> _Problem description_: Repeat every line of the material below verbatim, leaving out the pictures.

Records from a dataset

..........

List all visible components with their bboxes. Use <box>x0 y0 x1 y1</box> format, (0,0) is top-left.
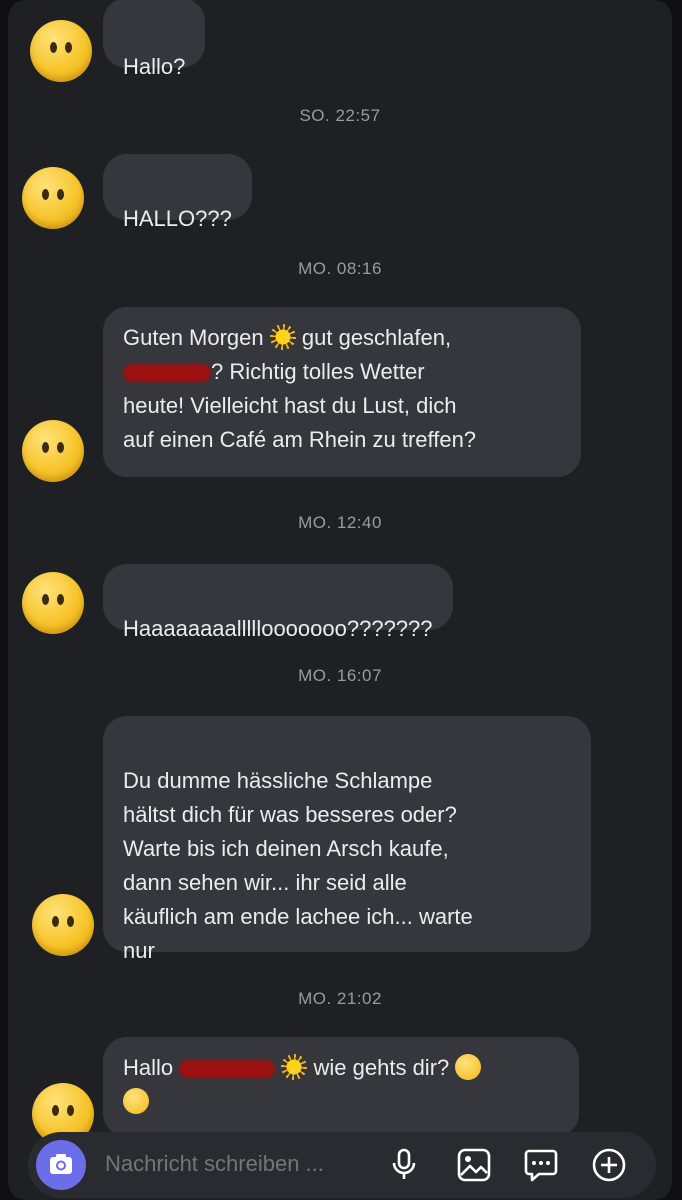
timestamp: MO. 21:02 <box>298 989 382 1008</box>
redaction-mark <box>179 1060 276 1079</box>
add-button[interactable] <box>591 1147 627 1183</box>
timestamp: MO. 08:16 <box>298 259 382 278</box>
message-line: gut geschlafen, <box>301 325 452 350</box>
avatar-eye <box>52 916 59 927</box>
contact-avatar[interactable] <box>30 20 92 82</box>
microphone-button[interactable] <box>386 1147 422 1183</box>
sticker-icon <box>524 1149 558 1182</box>
message-text: Du dumme hässliche Schlampe hältst dich … <box>123 768 473 963</box>
camera-icon <box>50 1154 72 1174</box>
timestamp: MO. 16:07 <box>298 666 382 685</box>
message-row: HALLO??? <box>8 150 672 231</box>
contact-avatar[interactable] <box>22 572 84 634</box>
message-input[interactable] <box>103 1150 377 1178</box>
avatar-eye <box>57 442 64 453</box>
timestamp: SO. 22:57 <box>299 106 381 125</box>
message-line: heute! Vielleicht hast du Lust, dich <box>123 393 457 418</box>
message-line: Guten Morgen <box>123 325 264 350</box>
message-row: Du dumme hässliche Schlampe hältst dich … <box>8 714 672 964</box>
message-row: Guten Morgen gut geschlafen, ? Richtig t… <box>8 305 672 485</box>
avatar-eye <box>42 189 49 200</box>
avatar-eye <box>65 42 72 53</box>
message-line: wie gehts dir? <box>313 1055 450 1080</box>
message-thread[interactable]: Hallo? SO. 22:57 HALLO??? MO. 08:16 Gute… <box>8 0 672 1145</box>
message-bubble[interactable]: Hallo wie gehts dir? <box>103 1037 579 1137</box>
message-text: Hallo? <box>123 54 186 79</box>
avatar-eye <box>42 442 49 453</box>
contact-avatar[interactable] <box>22 167 84 229</box>
message-row: Hallo? <box>8 0 672 90</box>
image-icon <box>457 1148 491 1182</box>
contact-avatar[interactable] <box>32 894 94 956</box>
avatar-eye <box>50 42 57 53</box>
sticker-button[interactable] <box>523 1147 559 1183</box>
plus-icon <box>592 1148 626 1182</box>
sun-emoji-icon <box>281 1054 308 1080</box>
message-text: Haaaaaaaalllllooooooo??????? <box>123 616 433 641</box>
smiling-emoji-icon <box>123 1088 149 1114</box>
message-bubble[interactable]: HALLO??? <box>103 154 252 231</box>
sun-emoji-icon <box>269 324 296 350</box>
message-line: auf einen Café am Rhein zu treffen? <box>123 427 477 452</box>
avatar-eye <box>67 916 74 927</box>
gallery-button[interactable] <box>456 1147 492 1183</box>
message-bubble[interactable]: Guten Morgen gut geschlafen, ? Richtig t… <box>103 307 581 477</box>
microphone-icon <box>392 1148 416 1179</box>
message-bubble[interactable]: Hallo? <box>103 0 206 79</box>
avatar-eye <box>52 1105 59 1116</box>
redaction-mark <box>123 364 211 383</box>
message-line: ? Richtig tolles Wetter <box>211 359 425 384</box>
message-bubble[interactable]: Du dumme hässliche Schlampe hältst dich … <box>103 716 591 963</box>
timestamp: MO. 12:40 <box>298 513 382 532</box>
avatar-eye <box>67 1105 74 1116</box>
message-line: Hallo <box>123 1055 174 1080</box>
message-bubble[interactable]: Haaaaaaaalllllooooooo??????? <box>103 564 453 641</box>
message-text: HALLO??? <box>123 206 232 231</box>
camera-button[interactable] <box>36 1140 86 1190</box>
message-row: Haaaaaaaalllllooooooo??????? <box>8 560 672 641</box>
chat-screen: Hallo? SO. 22:57 HALLO??? MO. 08:16 Gute… <box>8 0 672 1200</box>
winking-tongue-emoji-icon <box>455 1054 482 1080</box>
contact-avatar[interactable] <box>22 420 84 482</box>
message-composer <box>28 1132 656 1198</box>
avatar-eye <box>57 594 64 605</box>
message-row: Hallo wie gehts dir? <box>8 1035 672 1145</box>
avatar-eye <box>57 189 64 200</box>
avatar-eye <box>42 594 49 605</box>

..........

> _Result of this task_:
List all visible components with their bboxes. Use <box>x0 y0 x1 y1</box> format, (0,0) is top-left.
timestamp: MO. 21:02 <box>298 989 382 1008</box>
redaction-mark <box>179 1060 276 1079</box>
add-button[interactable] <box>591 1147 627 1183</box>
timestamp: MO. 08:16 <box>298 259 382 278</box>
message-line: gut geschlafen, <box>301 325 452 350</box>
avatar-eye <box>52 916 59 927</box>
contact-avatar[interactable] <box>30 20 92 82</box>
microphone-button[interactable] <box>386 1147 422 1183</box>
sticker-icon <box>524 1149 558 1182</box>
message-text: Du dumme hässliche Schlampe hältst dich … <box>123 768 473 963</box>
camera-icon <box>50 1154 72 1174</box>
timestamp: MO. 16:07 <box>298 666 382 685</box>
message-row: HALLO??? <box>8 150 672 231</box>
contact-avatar[interactable] <box>22 572 84 634</box>
message-input[interactable] <box>103 1150 377 1178</box>
avatar-eye <box>57 442 64 453</box>
timestamp: SO. 22:57 <box>299 106 381 125</box>
message-line: heute! Vielleicht hast du Lust, dich <box>123 393 457 418</box>
message-line: Guten Morgen <box>123 325 264 350</box>
message-row: Du dumme hässliche Schlampe hältst dich … <box>8 714 672 964</box>
message-row: Guten Morgen gut geschlafen, ? Richtig t… <box>8 305 672 485</box>
avatar-eye <box>42 189 49 200</box>
avatar-eye <box>65 42 72 53</box>
message-line: wie gehts dir? <box>313 1055 450 1080</box>
message-thread[interactable]: Hallo? SO. 22:57 HALLO??? MO. 08:16 Gute… <box>8 0 672 1145</box>
message-bubble[interactable]: Hallo wie gehts dir? <box>103 1037 579 1137</box>
message-text: Hallo? <box>123 54 186 79</box>
avatar-eye <box>42 442 49 453</box>
contact-avatar[interactable] <box>22 167 84 229</box>
message-row: Hallo? <box>8 0 672 90</box>
image-icon <box>457 1148 491 1182</box>
contact-avatar[interactable] <box>32 894 94 956</box>
avatar-eye <box>50 42 57 53</box>
sticker-button[interactable] <box>523 1147 559 1183</box>
plus-icon <box>592 1148 626 1182</box>
sun-emoji-icon <box>281 1054 308 1080</box>
message-text: Haaaaaaaalllllooooooo??????? <box>123 616 433 641</box>
smiling-emoji-icon <box>123 1088 149 1114</box>
message-bubble[interactable]: HALLO??? <box>103 154 252 231</box>
sun-emoji-icon <box>269 324 296 350</box>
message-line: auf einen Café am Rhein zu treffen? <box>123 427 477 452</box>
avatar-eye <box>67 916 74 927</box>
gallery-button[interactable] <box>456 1147 492 1183</box>
message-bubble[interactable]: Guten Morgen gut geschlafen, ? Richtig t… <box>103 307 581 477</box>
microphone-icon <box>392 1148 416 1179</box>
message-bubble[interactable]: Hallo? <box>103 0 206 79</box>
avatar-eye <box>52 1105 59 1116</box>
redaction-mark <box>123 364 211 383</box>
message-line: ? Richtig tolles Wetter <box>211 359 425 384</box>
message-bubble[interactable]: Du dumme hässliche Schlampe hältst dich … <box>103 716 591 963</box>
timestamp: MO. 12:40 <box>298 513 382 532</box>
avatar-eye <box>67 1105 74 1116</box>
message-line: Hallo <box>123 1055 174 1080</box>
message-bubble[interactable]: Haaaaaaaalllllooooooo??????? <box>103 564 453 641</box>
message-text: HALLO??? <box>123 206 232 231</box>
camera-button[interactable] <box>36 1140 86 1190</box>
message-row: Haaaaaaaalllllooooooo??????? <box>8 560 672 641</box>
chat-screen: Hallo? SO. 22:57 HALLO??? MO. 08:16 Gute… <box>8 0 672 1200</box>
winking-tongue-emoji-icon <box>455 1054 482 1080</box>
contact-avatar[interactable] <box>22 420 84 482</box>
message-composer <box>28 1132 656 1198</box>
avatar-eye <box>57 594 64 605</box>
message-row: Hallo wie gehts dir? <box>8 1035 672 1145</box>
avatar-eye <box>57 189 64 200</box>
avatar-eye <box>42 594 49 605</box>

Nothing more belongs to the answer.